--- start of Records for the exercise ---

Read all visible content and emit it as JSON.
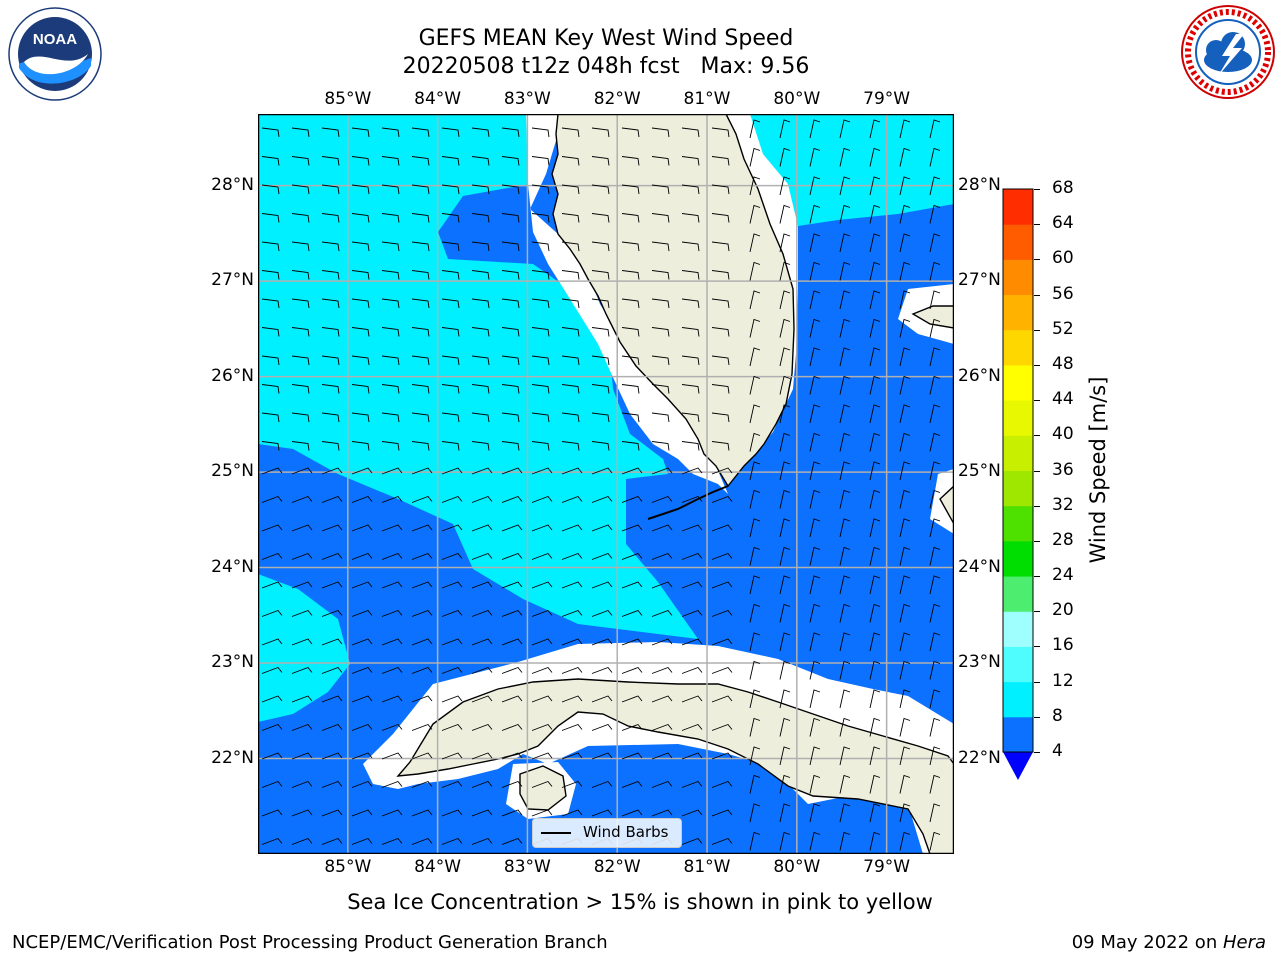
{
  "title": {
    "line1": "GEFS MEAN Key West Wind Speed",
    "line2": "20220508 t12z 048h fcst   Max: 9.56"
  },
  "logos": {
    "left": {
      "icon": "noaa-logo",
      "text": "NOAA"
    },
    "right": {
      "icon": "national-weather-service-logo"
    }
  },
  "map": {
    "lon_labels": [
      "85°W",
      "84°W",
      "83°W",
      "82°W",
      "81°W",
      "80°W",
      "79°W"
    ],
    "lat_labels": [
      "28°N",
      "27°N",
      "26°N",
      "25°N",
      "24°N",
      "23°N",
      "22°N"
    ],
    "extent": {
      "lon": [
        -86.0,
        -78.25
      ],
      "lat": [
        21.0,
        28.75
      ]
    },
    "gridlines": true,
    "legend": {
      "label": "Wind Barbs",
      "placement": "bottom-center"
    }
  },
  "colorbar": {
    "label": "Wind Speed [m/s]",
    "ticks": [
      "4",
      "8",
      "12",
      "16",
      "20",
      "24",
      "28",
      "32",
      "36",
      "40",
      "44",
      "48",
      "52",
      "56",
      "60",
      "64",
      "68"
    ],
    "colors": [
      "#0c71ff",
      "#00f0ff",
      "#4ffdff",
      "#9fffff",
      "#4dee70",
      "#00dd00",
      "#4ee100",
      "#9fe600",
      "#c8ee00",
      "#e8f800",
      "#ffff00",
      "#ffd700",
      "#ffb300",
      "#ff8c00",
      "#ff5c00",
      "#ff2d00",
      "#ff0000"
    ],
    "under_color": "#0000ff"
  },
  "colors": {
    "land": "#eeeedd",
    "wind_4_8": "#0c71ff",
    "wind_8_12": "#00f0ff",
    "grid": "#b0b0b0"
  },
  "subtitle": "Sea Ice Concentration > 15% is shown in pink to yellow",
  "footer": {
    "left": "NCEP/EMC/Verification Post Processing Product Generation Branch",
    "right_date": "09 May 2022 on ",
    "right_host": "Hera"
  }
}
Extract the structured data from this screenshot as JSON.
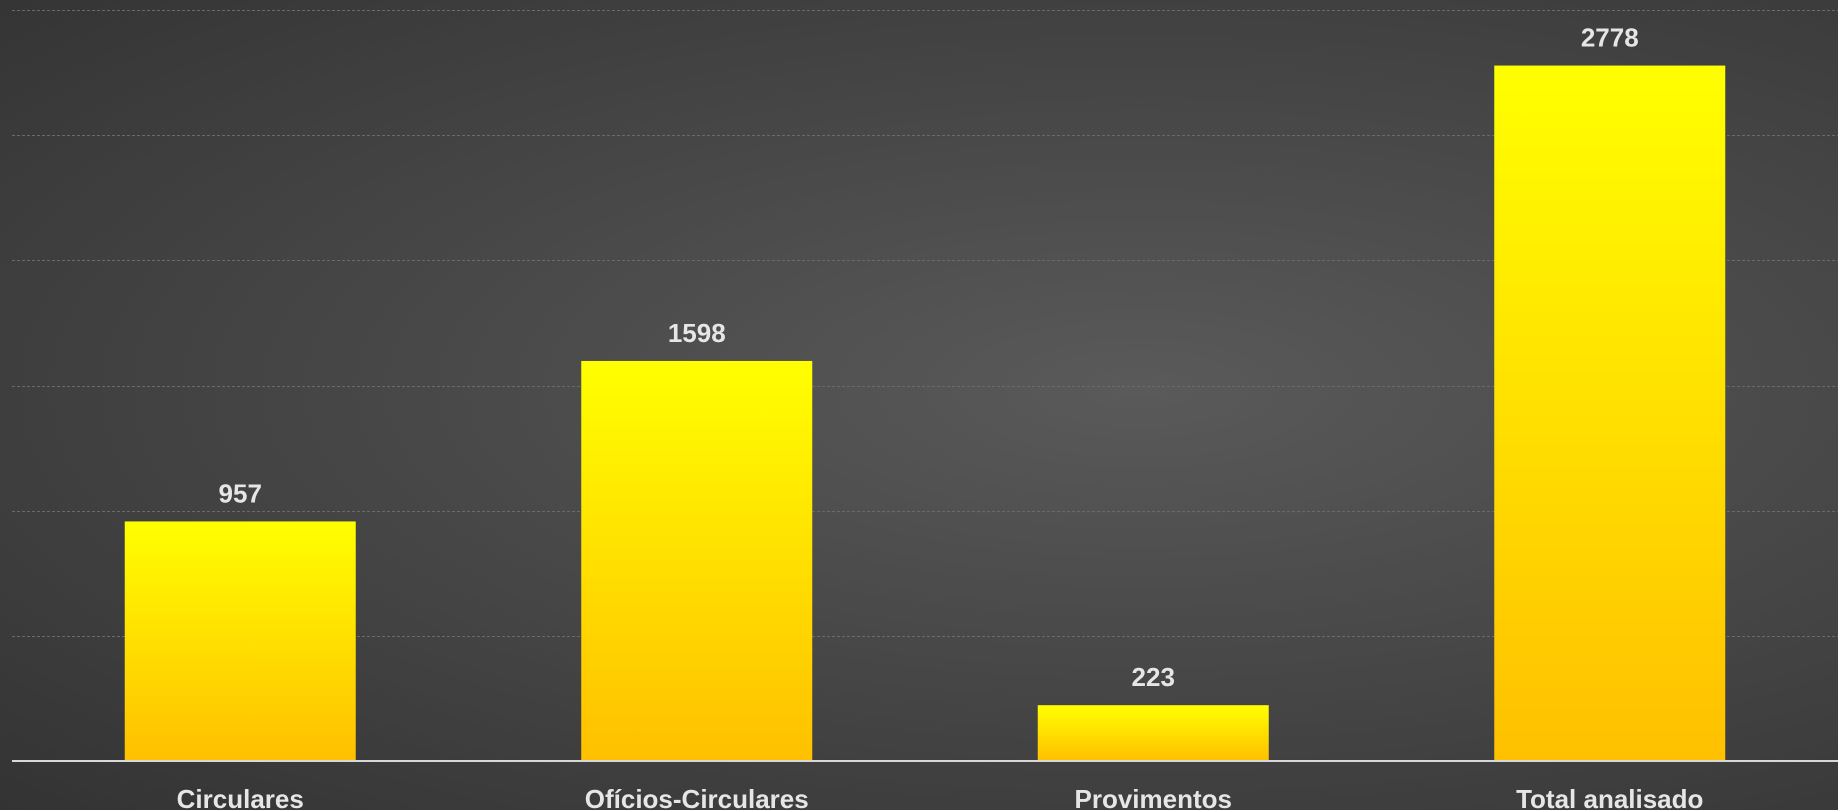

--- end of Records for the exercise ---

▶ **Your objective**: Find the word "Speed" and list each line it appears in.

▶ **Finished exercise**:
    "line1": "GEFS MEAN Key West Wind Speed",
    "label": "Wind Speed [m/s]",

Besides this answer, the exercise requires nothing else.